STATED GOAL — Exactly as written, please set down all of the entries again, with no pictures.

TASK INPUTS —
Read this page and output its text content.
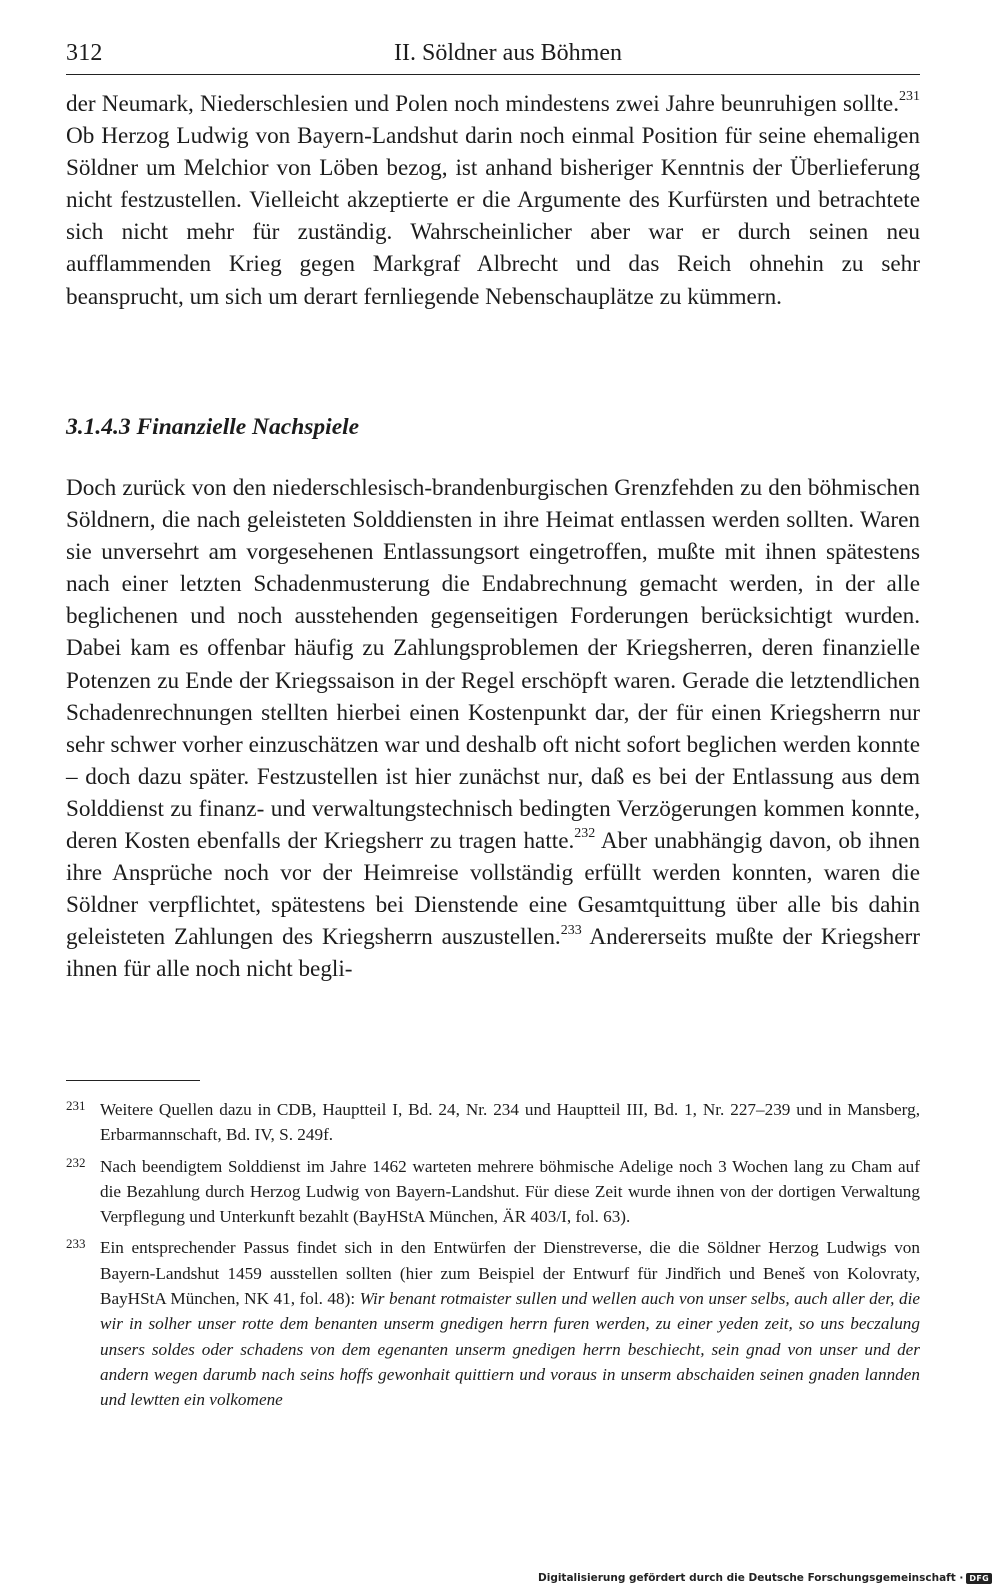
312	II. Söldner aus Böhmen

der Neumark, Niederschlesien und Polen noch mindestens zwei Jahre beunruhigen sollte.$^{231}$ Ob Herzog Ludwig von Bayern-Landshut darin noch einmal Position für seine ehemaligen Söldner um Melchior von Löben bezog, ist anhand bisheriger Kenntnis der Überlieferung nicht festzustellen. Vielleicht akzeptierte er die Argumente des Kurfürsten und betrachtete sich nicht mehr für zuständig. Wahrscheinlicher aber war er durch seinen neu aufflammenden Krieg gegen Markgraf Albrecht und das Reich ohnehin zu sehr beansprucht, um sich um derart fernliegende Nebenschauplätze zu kümmern.

3.1.4.3 Finanzielle Nachspiele

Doch zurück von den niederschlesisch-brandenburgischen Grenzfehden zu den böhmischen Söldnern, die nach geleisteten Solddiensten in ihre Heimat entlassen werden sollten. Waren sie unversehrt am vorgesehenen Entlassungsort eingetroffen, mußte mit ihnen spätestens nach einer letzten Schadenmusterung die Endabrechnung gemacht werden, in der alle beglichenen und noch ausstehenden gegenseitigen Forderungen berücksichtigt wurden. Dabei kam es offenbar häufig zu Zahlungsproblemen der Kriegsherren, deren finanzielle Potenzen zu Ende der Kriegssaison in der Regel erschöpft waren. Gerade die letztendlichen Schadenrechnungen stellten hierbei einen Kostenpunkt dar, der für einen Kriegsherrn nur sehr schwer vorher einzuschätzen war und deshalb oft nicht sofort beglichen werden konnte – doch dazu später. Festzustellen ist hier zunächst nur, daß es bei der Entlassung aus dem Solddienst zu finanz- und verwaltungstechnisch bedingten Verzögerungen kommen konnte, deren Kosten ebenfalls der Kriegsherr zu tragen hatte.$^{232}$ Aber unabhängig davon, ob ihnen ihre Ansprüche noch vor der Heimreise vollständig erfüllt werden konnten, waren die Söldner verpflichtet, spätestens bei Dienstende eine Gesamtquittung über alle bis dahin geleisteten Zahlungen des Kriegsherrn auszustellen.$^{233}$ Andererseits mußte der Kriegsherr ihnen für alle noch nicht begli-

231 Weitere Quellen dazu in CDB, Hauptteil I, Bd. 24, Nr. 234 und Hauptteil III, Bd. 1, Nr. 227–239 und in Mansberg, Erbarmannschaft, Bd. IV, S. 249f.

232 Nach beendigtem Solddienst im Jahre 1462 warteten mehrere böhmische Adelige noch 3 Wochen lang zu Cham auf die Bezahlung durch Herzog Ludwig von Bayern-Landshut. Für diese Zeit wurde ihnen von der dortigen Verwaltung Verpflegung und Unterkunft bezahlt (BayHStA München, ÄR 403/I, fol. 63).

233 Ein entsprechender Passus findet sich in den Entwürfen der Dienstreverse, die die Söldner Herzog Ludwigs von Bayern-Landshut 1459 ausstellen sollten (hier zum Beispiel der Entwurf für Jindřich und Beneš von Kolovraty, BayHStA München, NK 41, fol. 48): Wir benant rotmaister sullen und wellen auch von unser selbs, auch aller der, die wir in solher unser rotte dem benanten unserm gnedigen herrn furen werden, zu einer yeden zeit, so uns beczalung unsers soldes oder schadens von dem egenanten unserm gnedigen herrn beschiecht, sein gnad von unser und der andern wegen darumb nach seins hoffs gewonhait quittiern und voraus in unserm abschaiden seinen gnaden lannden und lewtten ein volkomene

Digitalisierung gefördert durch die Deutsche Forschungsgemeinschaft · DFG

FINAL RESULT —
Read this page and output its text content.
312	II. Söldner aus Böhmen

der Neumark, Niederschlesien und Polen noch mindestens zwei Jahre beunruhigen sollte.$^{231}$ Ob Herzog Ludwig von Bayern-Landshut darin noch einmal Position für seine ehemaligen Söldner um Melchior von Löben bezog, ist anhand bisheriger Kenntnis der Überlieferung nicht festzustellen. Vielleicht akzeptierte er die Argumente des Kurfürsten und betrachtete sich nicht mehr für zuständig. Wahrscheinlicher aber war er durch seinen neu aufflammenden Krieg gegen Markgraf Albrecht und das Reich ohnehin zu sehr beansprucht, um sich um derart fernliegende Nebenschauplätze zu kümmern.

3.1.4.3 Finanzielle Nachspiele

Doch zurück von den niederschlesisch-brandenburgischen Grenzfehden zu den böhmischen Söldnern, die nach geleisteten Solddiensten in ihre Heimat entlassen werden sollten. Waren sie unversehrt am vorgesehenen Entlassungsort eingetroffen, mußte mit ihnen spätestens nach einer letzten Schadenmusterung die Endabrechnung gemacht werden, in der alle beglichenen und noch ausstehenden gegenseitigen Forderungen berücksichtigt wurden. Dabei kam es offenbar häufig zu Zahlungsproblemen der Kriegsherren, deren finanzielle Potenzen zu Ende der Kriegssaison in der Regel erschöpft waren. Gerade die letztendlichen Schadenrechnungen stellten hierbei einen Kostenpunkt dar, der für einen Kriegsherrn nur sehr schwer vorher einzuschätzen war und deshalb oft nicht sofort beglichen werden konnte – doch dazu später. Festzustellen ist hier zunächst nur, daß es bei der Entlassung aus dem Solddienst zu finanz- und verwaltungstechnisch bedingten Verzögerungen kommen konnte, deren Kosten ebenfalls der Kriegsherr zu tragen hatte.$^{232}$ Aber unabhängig davon, ob ihnen ihre Ansprüche noch vor der Heimreise vollständig erfüllt werden konnten, waren die Söldner verpflichtet, spätestens bei Dienstende eine Gesamtquittung über alle bis dahin geleisteten Zahlungen des Kriegsherrn auszustellen.$^{233}$ Andererseits mußte der Kriegsherr ihnen für alle noch nicht begli-

231 Weitere Quellen dazu in CDB, Hauptteil I, Bd. 24, Nr. 234 und Hauptteil III, Bd. 1, Nr. 227–239 und in Mansberg, Erbarmannschaft, Bd. IV, S. 249f.

232 Nach beendigtem Solddienst im Jahre 1462 warteten mehrere böhmische Adelige noch 3 Wochen lang zu Cham auf die Bezahlung durch Herzog Ludwig von Bayern-Landshut. Für diese Zeit wurde ihnen von der dortigen Verwaltung Verpflegung und Unterkunft bezahlt (BayHStA München, ÄR 403/I, fol. 63).

233 Ein entsprechender Passus findet sich in den Entwürfen der Dienstreverse, die die Söldner Herzog Ludwigs von Bayern-Landshut 1459 ausstellen sollten (hier zum Beispiel der Entwurf für Jindřich und Beneš von Kolovraty, BayHStA München, NK 41, fol. 48): Wir benant rotmaister sullen und wellen auch von unser selbs, auch aller der, die wir in solher unser rotte dem benanten unserm gnedigen herrn furen werden, zu einer yeden zeit, so uns beczalung unsers soldes oder schadens von dem egenanten unserm gnedigen herrn beschiecht, sein gnad von unser und der andern wegen darumb nach seins hoffs gewonhait quittiern und voraus in unserm abschaiden seinen gnaden lannden und lewtten ein volkomene

Digitalisierung gefördert durch die Deutsche Forschungsgemeinschaft · DFG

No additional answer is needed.